# Problem description
Can you print every record below exactly as written?

# Dataset entries
|---|
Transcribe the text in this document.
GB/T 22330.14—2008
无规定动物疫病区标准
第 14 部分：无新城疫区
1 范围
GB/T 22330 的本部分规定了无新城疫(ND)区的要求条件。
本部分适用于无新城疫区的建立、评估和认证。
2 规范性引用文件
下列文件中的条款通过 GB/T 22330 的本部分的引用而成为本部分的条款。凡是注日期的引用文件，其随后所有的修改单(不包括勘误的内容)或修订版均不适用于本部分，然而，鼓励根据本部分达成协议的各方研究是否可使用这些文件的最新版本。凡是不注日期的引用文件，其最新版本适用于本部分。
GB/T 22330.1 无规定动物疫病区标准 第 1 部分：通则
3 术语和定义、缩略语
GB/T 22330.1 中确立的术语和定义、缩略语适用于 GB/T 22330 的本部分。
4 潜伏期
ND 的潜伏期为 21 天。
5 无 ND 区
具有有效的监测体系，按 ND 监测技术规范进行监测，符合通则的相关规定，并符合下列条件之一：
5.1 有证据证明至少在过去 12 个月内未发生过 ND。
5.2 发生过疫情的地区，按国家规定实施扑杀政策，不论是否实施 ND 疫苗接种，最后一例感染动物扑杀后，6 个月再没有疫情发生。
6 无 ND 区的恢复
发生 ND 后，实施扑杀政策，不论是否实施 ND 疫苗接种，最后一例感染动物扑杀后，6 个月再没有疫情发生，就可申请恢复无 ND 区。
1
|---|
# Completed exercise
Transcribe the text in this document.
GB/T 22330.14—2008
无规定动物疫病区标准
第 14 部分：无新城疫区
1 范围
GB/T 22330 的本部分规定了无新城疫(ND)区的要求条件。
本部分适用于无新城疫区的建立、评估和认证。
2 规范性引用文件
下列文件中的条款通过 GB/T 22330 的本部分的引用而成为本部分的条款。凡是注日期的引用文件，其随后所有的修改单(不包括勘误的内容)或修订版均不适用于本部分，然而，鼓励根据本部分达成协议的各方研究是否可使用这些文件的最新版本。凡是不注日期的引用文件，其最新版本适用于本部分。
GB/T 22330.1 无规定动物疫病区标准 第 1 部分：通则
3 术语和定义、缩略语
GB/T 22330.1 中确立的术语和定义、缩略语适用于 GB/T 22330 的本部分。
4 潜伏期
ND 的潜伏期为 21 天。
5 无 ND 区
具有有效的监测体系，按 ND 监测技术规范进行监测，符合通则的相关规定，并符合下列条件之一：
5.1 有证据证明至少在过去 12 个月内未发生过 ND。
5.2 发生过疫情的地区，按国家规定实施扑杀政策，不论是否实施 ND 疫苗接种，最后一例感染动物扑杀后，6 个月再没有疫情发生。
6 无 ND 区的恢复
发生 ND 后，实施扑杀政策，不论是否实施 ND 疫苗接种，最后一例感染动物扑杀后，6 个月再没有疫情发生，就可申请恢复无 ND 区。
1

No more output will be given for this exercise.